━━ DATA LINES
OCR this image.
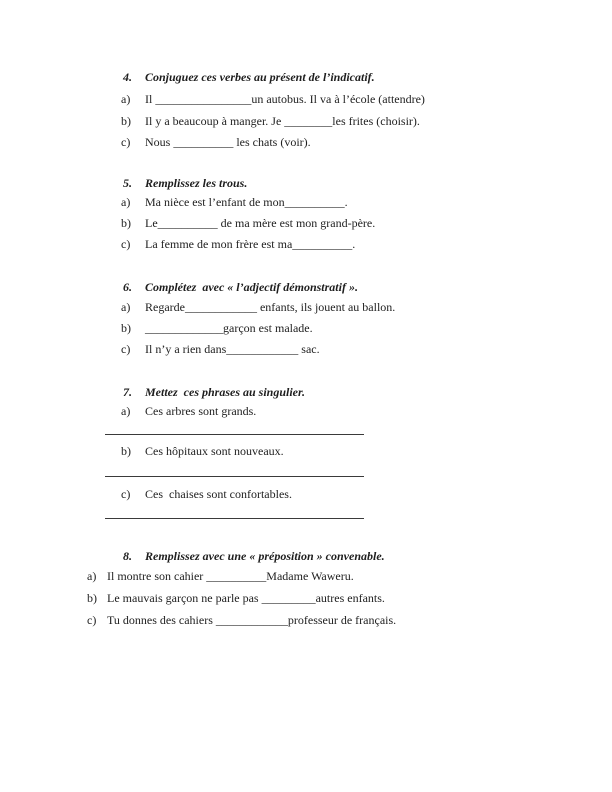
4.	Conjuguez ces verbes au présent de l’indicatif.
a)	Il ________________un autobus. Il va à l’école (attendre)
b)	Il y a beaucoup à manger. Je ________les frites (choisir).
c)	Nous __________ les chats (voir).
5.	Remplissez les trous.
a)	Ma nièce est l’enfant de mon__________.
b)	Le__________ de ma mère est mon grand-père.
c)	La femme de mon frère est ma__________.
6.	Complétez  avec « l’adjectif démonstratif ».
a)	Regarde____________ enfants, ils jouent au ballon.
b)	_____________garçon est malade.
c)	Il n’y a rien dans____________ sac.
7.	Mettez  ces phrases au singulier.
a)	Ces arbres sont grands.
b)	Ces hôpitaux sont nouveaux.
c)	Ces  chaises sont confortables.
8.	Remplissez avec une « préposition » convenable.
a) Il montre son cahier __________Madame Waweru.
b) Le mauvais garçon ne parle pas _________autres enfants.
c) Tu donnes des cahiers ____________professeur de français.
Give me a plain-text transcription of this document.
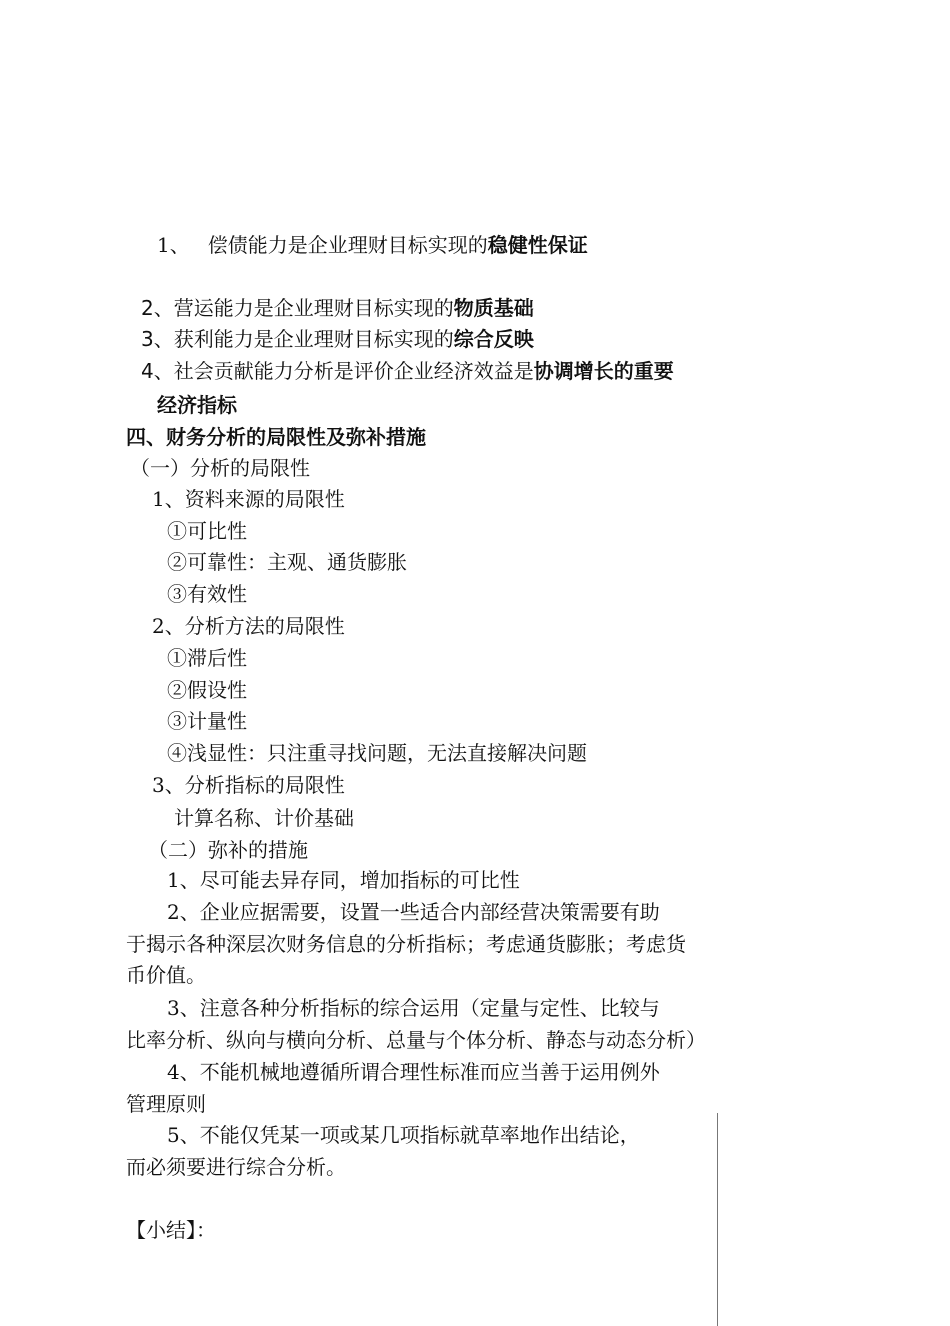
1、 偿债能力是企业理财目标实现的稳健性保证
2、营运能力是企业理财目标实现的物质基础
3、获利能力是企业理财目标实现的综合反映
4、社会贡献能力分析是评价企业经济效益是协调增长的重要
经济指标
四、财务分析的局限性及弥补措施
（一）分析的局限性
1、资料来源的局限性
①可比性
②可靠性：主观、通货膨胀
③有效性
2、分析方法的局限性
①滞后性
②假设性
③计量性
④浅显性：只注重寻找问题，无法直接解决问题
3、分析指标的局限性
计算名称、计价基础
（二）弥补的措施
1、尽可能去异存同，增加指标的可比性
2、企业应据需要，设置一些适合内部经营决策需要有助
于揭示各种深层次财务信息的分析指标；考虑通货膨胀；考虑货
币价值。
3、注意各种分析指标的综合运用（定量与定性、比较与
比率分析、纵向与横向分析、总量与个体分析、静态与动态分析）
4、不能机械地遵循所谓合理性标准而应当善于运用例外
管理原则
5、不能仅凭某一项或某几项指标就草率地作出结论，
而必须要进行综合分析。
【小结】：
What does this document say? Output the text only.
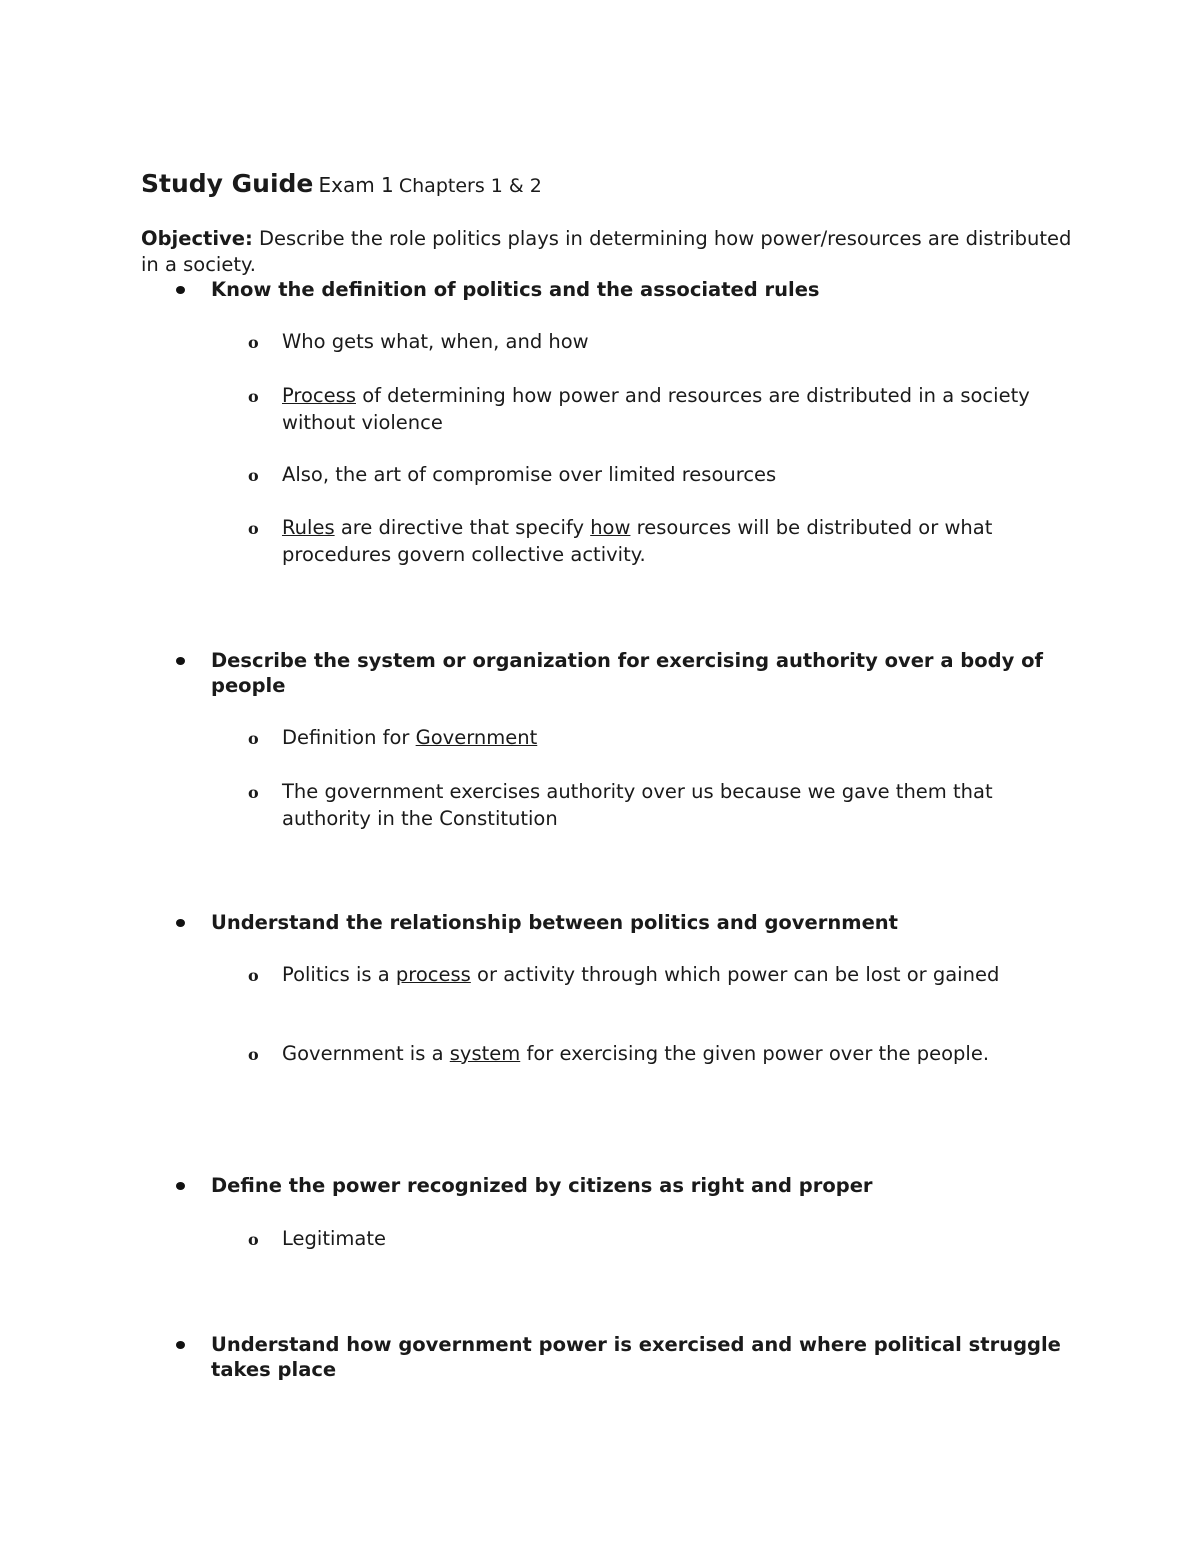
Study Guide Exam 1 Chapters 1 & 2
Objective: Describe the role politics plays in determining how power/resources are distributed in a society.
Know the definition of politics and the associated rules
o Who gets what, when, and how
o Process of determining how power and resources are distributed in a society without violence
o Also, the art of compromise over limited resources
o Rules are directive that specify how resources will be distributed or what procedures govern collective activity.
Describe the system or organization for exercising authority over a body of people
o Definition for Government
o The government exercises authority over us because we gave them that authority in the Constitution
Understand the relationship between politics and government
o Politics is a process or activity through which power can be lost or gained
o Government is a system for exercising the given power over the people.
Define the power recognized by citizens as right and proper
o Legitimate
Understand how government power is exercised and where political struggle takes place
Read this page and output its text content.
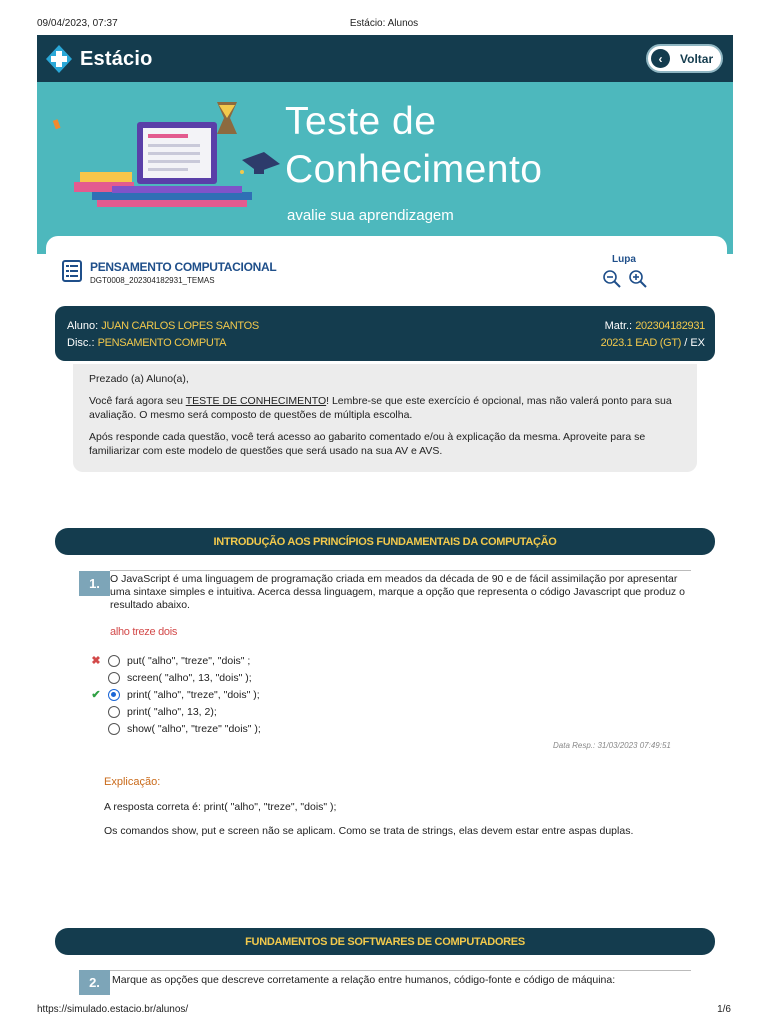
09/04/2023, 07:37	Estácio: Alunos
Estácio	‹	Voltar
Teste de
Conhecimento
avalie sua aprendizagem
PENSAMENTO COMPUTACIONAL
DGT0008_202304182931_TEMAS
Lupa
Aluno: JUAN CARLOS LOPES SANTOS
Disc.: PENSAMENTO COMPUTA
Matr.: 202304182931
2023.1 EAD (GT) / EX

Prezado (a) Aluno(a),

Você fará agora seu TESTE DE CONHECIMENTO! Lembre-se que este exercício é opcional, mas não valerá ponto para sua avaliação. O mesmo será composto de questões de múltipla escolha.

Após responde cada questão, você terá acesso ao gabarito comentado e/ou à explicação da mesma. Aproveite para se familiarizar com este modelo de questões que será usado na sua AV e AVS.

INTRODUÇÃO AOS PRINCÍPIOS FUNDAMENTAIS DA COMPUTAÇÃO
1. O JavaScript é uma linguagem de programação criada em meados da década de 90 e de fácil assimilação por apresentar uma sintaxe simples e intuitiva. Acerca dessa linguagem, marque a opção que representa o código Javascript que produz o resultado abaixo.
alho treze dois
✖	put( "alho", "treze", "dois" ;
screen( "alho", 13, "dois" );
✔	print( "alho", "treze", "dois" );
print( "alho", 13, 2);
show( "alho", "treze" "dois" );
Data Resp.: 31/03/2023 07:49:51
Explicação:
A resposta correta é: print( "alho", "treze", "dois" );
Os comandos show, put e screen não se aplicam. Como se trata de strings, elas devem estar entre aspas duplas.
FUNDAMENTOS DE SOFTWARES DE COMPUTADORES
2.	Marque as opções que descreve corretamente a relação entre humanos, código-fonte e código de máquina:
https://simulado.estacio.br/alunos/	1/6
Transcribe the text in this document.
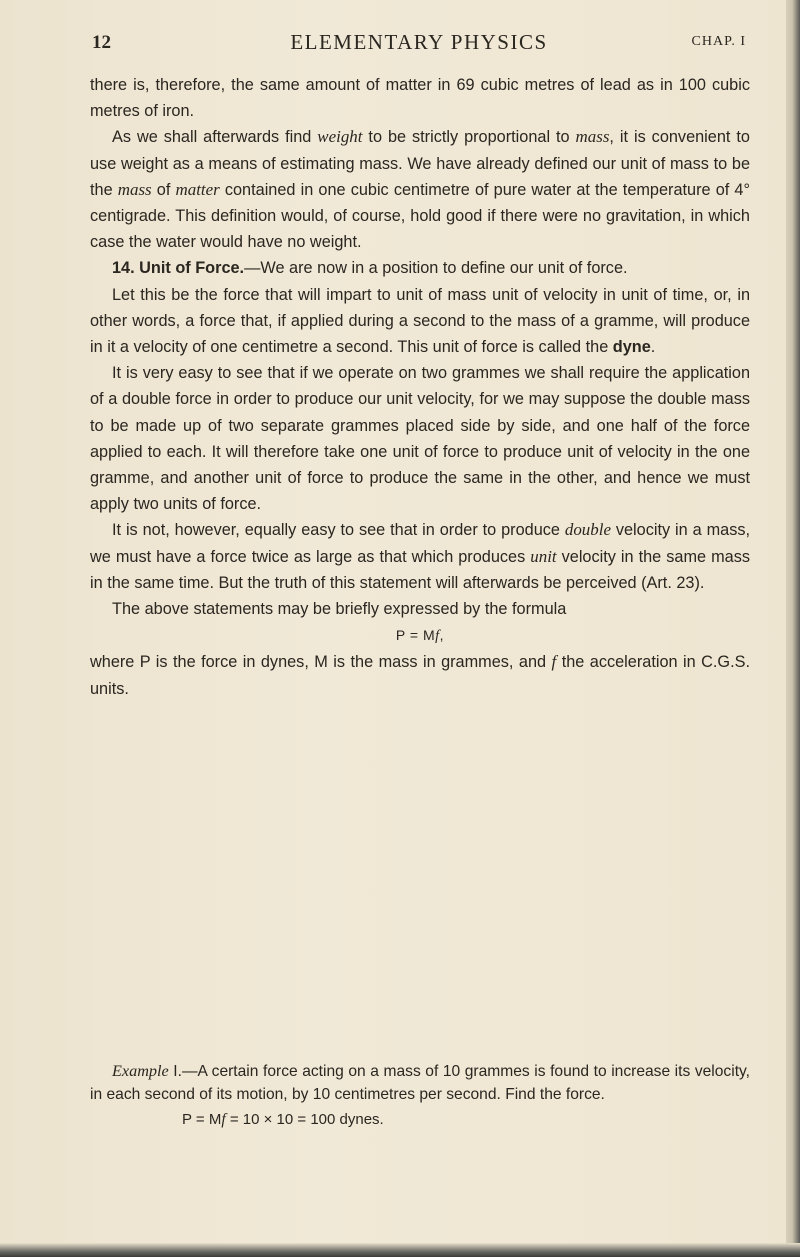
12	ELEMENTARY PHYSICS	CHAP. I

there is, therefore, the same amount of matter in 69 cubic metres of lead as in 100 cubic metres of iron.

As we shall afterwards find weight to be strictly proportional to mass, it is convenient to use weight as a means of estimating mass. We have already defined our unit of mass to be the mass of matter contained in one cubic centimetre of pure water at the temperature of 4° centigrade. This definition would, of course, hold good if there were no gravitation, in which case the water would have no weight.

14. Unit of Force.—We are now in a position to define our unit of force.

Let this be the force that will impart to unit of mass unit of velocity in unit of time, or, in other words, a force that, if applied during a second to the mass of a gramme, will produce in it a velocity of one centimetre a second. This unit of force is called the dyne.

It is very easy to see that if we operate on two grammes we shall require the application of a double force in order to produce our unit velocity, for we may suppose the double mass to be made up of two separate grammes placed side by side, and one half of the force applied to each. It will therefore take one unit of force to produce unit of velocity in the one gramme, and another unit of force to produce the same in the other, and hence we must apply two units of force.

It is not, however, equally easy to see that in order to produce double velocity in a mass, we must have a force twice as large as that which produces unit velocity in the same mass in the same time. But the truth of this statement will afterwards be perceived (Art. 23).

The above statements may be briefly expressed by the formula

P = Mf,

where P is the force in dynes, M is the mass in grammes, and f the acceleration in C.G.S. units.

Example I.—A certain force acting on a mass of 10 grammes is found to increase its velocity, in each second of its motion, by 10 centimetres per second. Find the force.

P = Mf = 10 × 10 = 100 dynes.
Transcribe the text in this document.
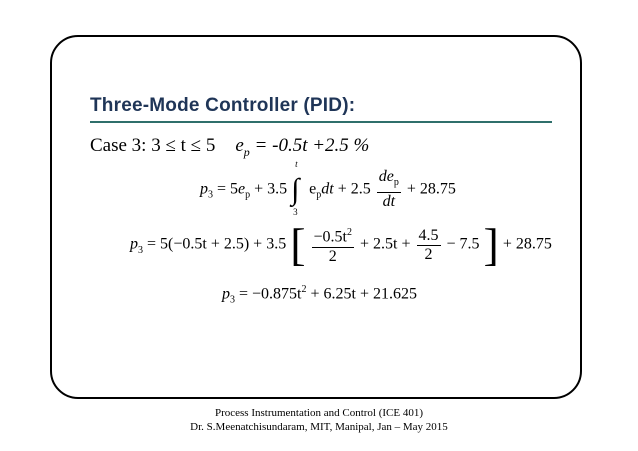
Three-Mode Controller (PID):
Case 3: 3 ≤ t ≤ 5 $e_p = -0.5t +2.5$ %
$p_3 = 5e_p + 3.5$ ∫
t
3
$e_pdt + 2.5 \frac{de_p}{dt} + 28.75$
$p_3 = 5(-0.5t + 2.5) + 3.5$ [ $\frac{-0.5t^2}{2} + 2.5t + \frac{4.5}{2} - 7.5$ ] + 28.75
$p_3 = -0.875t^2 + 6.25t + 21.625$
Process Instrumentation and Control (ICE 401)
Dr. S.Meenatchisundaram, MIT, Manipal, Jan – May 2015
━━━━
WHAT YOU NEED TO DO
Print out the material word for word, omitting the pictures.

CORRECT OUTPUT
OCR this image.
4.	Conjuguez ces verbes au présent de l’indicatif.
a)	Il ________________un autobus. Il va à l’école (attendre)
b)	Il y a beaucoup à manger. Je ________les frites (choisir).
c)	Nous __________ les chats (voir).
5.	Remplissez les trous.
a)	Ma nièce est l’enfant de mon__________.
b)	Le__________ de ma mère est mon grand-père.
c)	La femme de mon frère est ma__________.
6.	Complétez  avec « l’adjectif démonstratif ».
a)	Regarde____________ enfants, ils jouent au ballon.
b)	_____________garçon est malade.
c)	Il n’y a rien dans____________ sac.
7.	Mettez  ces phrases au singulier.
a)	Ces arbres sont grands.
b)	Ces hôpitaux sont nouveaux.
c)	Ces  chaises sont confortables.
8.	Remplissez avec une « préposition » convenable.
a) Il montre son cahier __________Madame Waweru.
b) Le mauvais garçon ne parle pas _________autres enfants.
c) Tu donnes des cahiers ____________professeur de français.
Give me a plain-text transcription of this document.
1、 偿债能力是企业理财目标实现的稳健性保证
2、营运能力是企业理财目标实现的物质基础
3、获利能力是企业理财目标实现的综合反映
4、社会贡献能力分析是评价企业经济效益是协调增长的重要
经济指标
四、财务分析的局限性及弥补措施
（一）分析的局限性
1、资料来源的局限性
①可比性
②可靠性：主观、通货膨胀
③有效性
2、分析方法的局限性
①滞后性
②假设性
③计量性
④浅显性：只注重寻找问题，无法直接解决问题
3、分析指标的局限性
计算名称、计价基础
（二）弥补的措施
1、尽可能去异存同，增加指标的可比性
2、企业应据需要，设置一些适合内部经营决策需要有助
于揭示各种深层次财务信息的分析指标；考虑通货膨胀；考虑货
币价值。
3、注意各种分析指标的综合运用（定量与定性、比较与
比率分析、纵向与横向分析、总量与个体分析、静态与动态分析）
4、不能机械地遵循所谓合理性标准而应当善于运用例外
管理原则
5、不能仅凭某一项或某几项指标就草率地作出结论，
而必须要进行综合分析。
【小结】：
What does this document say? Output the text only.
Study Guide Exam 1 Chapters 1 & 2
Objective: Describe the role politics plays in determining how power/resources are distributed in a society.
Know the definition of politics and the associated rules
o Who gets what, when, and how
o Process of determining how power and resources are distributed in a society without violence
o Also, the art of compromise over limited resources
o Rules are directive that specify how resources will be distributed or what procedures govern collective activity.
Describe the system or organization for exercising authority over a body of people
o Definition for Government
o The government exercises authority over us because we gave them that authority in the Constitution
Understand the relationship between politics and government
o Politics is a process or activity through which power can be lost or gained
o Government is a system for exercising the given power over the people.
Define the power recognized by citizens as right and proper
o Legitimate
Understand how government power is exercised and where political struggle takes place
Read this page and output its text content.
09/04/2023, 07:37	Estácio: Alunos
Estácio	‹	Voltar
Teste de
Conhecimento
avalie sua aprendizagem
PENSAMENTO COMPUTACIONAL
DGT0008_202304182931_TEMAS
Lupa
Aluno: JUAN CARLOS LOPES SANTOS
Disc.: PENSAMENTO COMPUTA
Matr.: 202304182931
2023.1 EAD (GT) / EX

Prezado (a) Aluno(a),

Você fará agora seu TESTE DE CONHECIMENTO! Lembre-se que este exercício é opcional, mas não valerá ponto para sua avaliação. O mesmo será composto de questões de múltipla escolha.

Após responde cada questão, você terá acesso ao gabarito comentado e/ou à explicação da mesma. Aproveite para se familiarizar com este modelo de questões que será usado na sua AV e AVS.

INTRODUÇÃO AOS PRINCÍPIOS FUNDAMENTAIS DA COMPUTAÇÃO
1. O JavaScript é uma linguagem de programação criada em meados da década de 90 e de fácil assimilação por apresentar uma sintaxe simples e intuitiva. Acerca dessa linguagem, marque a opção que representa o código Javascript que produz o resultado abaixo.
alho treze dois
✖	put( "alho", "treze", "dois" ;
screen( "alho", 13, "dois" );
✔	print( "alho", "treze", "dois" );
print( "alho", 13, 2);
show( "alho", "treze" "dois" );
Data Resp.: 31/03/2023 07:49:51
Explicação:
A resposta correta é: print( "alho", "treze", "dois" );
Os comandos show, put e screen não se aplicam. Como se trata de strings, elas devem estar entre aspas duplas.
FUNDAMENTOS DE SOFTWARES DE COMPUTADORES
2.	Marque as opções que descreve corretamente a relação entre humanos, código-fonte e código de máquina:
https://simulado.estacio.br/alunos/	1/6
Transcribe the text in this document.
12	ELEMENTARY PHYSICS	CHAP. I

there is, therefore, the same amount of matter in 69 cubic metres of lead as in 100 cubic metres of iron.

As we shall afterwards find weight to be strictly proportional to mass, it is convenient to use weight as a means of estimating mass. We have already defined our unit of mass to be the mass of matter contained in one cubic centimetre of pure water at the temperature of 4° centigrade. This definition would, of course, hold good if there were no gravitation, in which case the water would have no weight.

14. Unit of Force.—We are now in a position to define our unit of force.

Let this be the force that will impart to unit of mass unit of velocity in unit of time, or, in other words, a force that, if applied during a second to the mass of a gramme, will produce in it a velocity of one centimetre a second. This unit of force is called the dyne.

It is very easy to see that if we operate on two grammes we shall require the application of a double force in order to produce our unit velocity, for we may suppose the double mass to be made up of two separate grammes placed side by side, and one half of the force applied to each. It will therefore take one unit of force to produce unit of velocity in the one gramme, and another unit of force to produce the same in the other, and hence we must apply two units of force.

It is not, however, equally easy to see that in order to produce double velocity in a mass, we must have a force twice as large as that which produces unit velocity in the same mass in the same time. But the truth of this statement will afterwards be perceived (Art. 23).

The above statements may be briefly expressed by the formula

P = Mf,

where P is the force in dynes, M is the mass in grammes, and f the acceleration in C.G.S. units.

Example I.—A certain force acting on a mass of 10 grammes is found to increase its velocity, in each second of its motion, by 10 centimetres per second. Find the force.

P = Mf = 10 × 10 = 100 dynes.
Transcribe the text in this document.
Three-Mode Controller (PID):
Case 3: 3 ≤ t ≤ 5 $e_p = -0.5t +2.5$ %
$p_3 = 5e_p + 3.5$ ∫
t
3
$e_pdt + 2.5 \frac{de_p}{dt} + 28.75$
$p_3 = 5(-0.5t + 2.5) + 3.5$ [ $\frac{-0.5t^2}{2} + 2.5t + \frac{4.5}{2} - 7.5$ ] + 28.75
$p_3 = -0.875t^2 + 6.25t + 21.625$
Process Instrumentation and Control (ICE 401)
Dr. S.Meenatchisundaram, MIT, Manipal, Jan – May 2015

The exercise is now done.